------ Data supplied
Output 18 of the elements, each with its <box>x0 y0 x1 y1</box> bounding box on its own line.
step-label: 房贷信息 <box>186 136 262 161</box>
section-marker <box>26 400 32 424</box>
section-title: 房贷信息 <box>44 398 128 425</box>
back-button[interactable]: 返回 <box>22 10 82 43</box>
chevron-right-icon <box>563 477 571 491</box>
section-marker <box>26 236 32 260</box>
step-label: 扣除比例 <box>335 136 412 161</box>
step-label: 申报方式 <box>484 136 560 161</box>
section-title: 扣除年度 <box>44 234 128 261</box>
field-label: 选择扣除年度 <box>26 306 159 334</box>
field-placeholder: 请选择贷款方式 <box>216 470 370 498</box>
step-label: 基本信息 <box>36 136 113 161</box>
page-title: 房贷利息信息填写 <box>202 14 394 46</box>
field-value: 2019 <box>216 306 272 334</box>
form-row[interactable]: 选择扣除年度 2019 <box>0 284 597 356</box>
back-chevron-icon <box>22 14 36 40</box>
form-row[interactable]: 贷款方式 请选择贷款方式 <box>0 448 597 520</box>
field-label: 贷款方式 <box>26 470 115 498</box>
------------
#### Task objective:
Copy out again, word for word, the lines from the first line of the items above through the line containing "field-placeholder: 请选择贷款方式 <box>216", including both of those lines.

#### Exercise answer:
Output 18 of the elements, each with its <box>x0 y0 x1 y1</box> bounding box on its own line.
step-label: 房贷信息 <box>186 136 262 161</box>
section-marker <box>26 400 32 424</box>
section-title: 房贷信息 <box>44 398 128 425</box>
back-button[interactable]: 返回 <box>22 10 82 43</box>
chevron-right-icon <box>563 477 571 491</box>
section-marker <box>26 236 32 260</box>
step-label: 扣除比例 <box>335 136 412 161</box>
step-label: 申报方式 <box>484 136 560 161</box>
section-title: 扣除年度 <box>44 234 128 261</box>
field-label: 选择扣除年度 <box>26 306 159 334</box>
field-placeholder: 请选择贷款方式 <box>216 470 370 498</box>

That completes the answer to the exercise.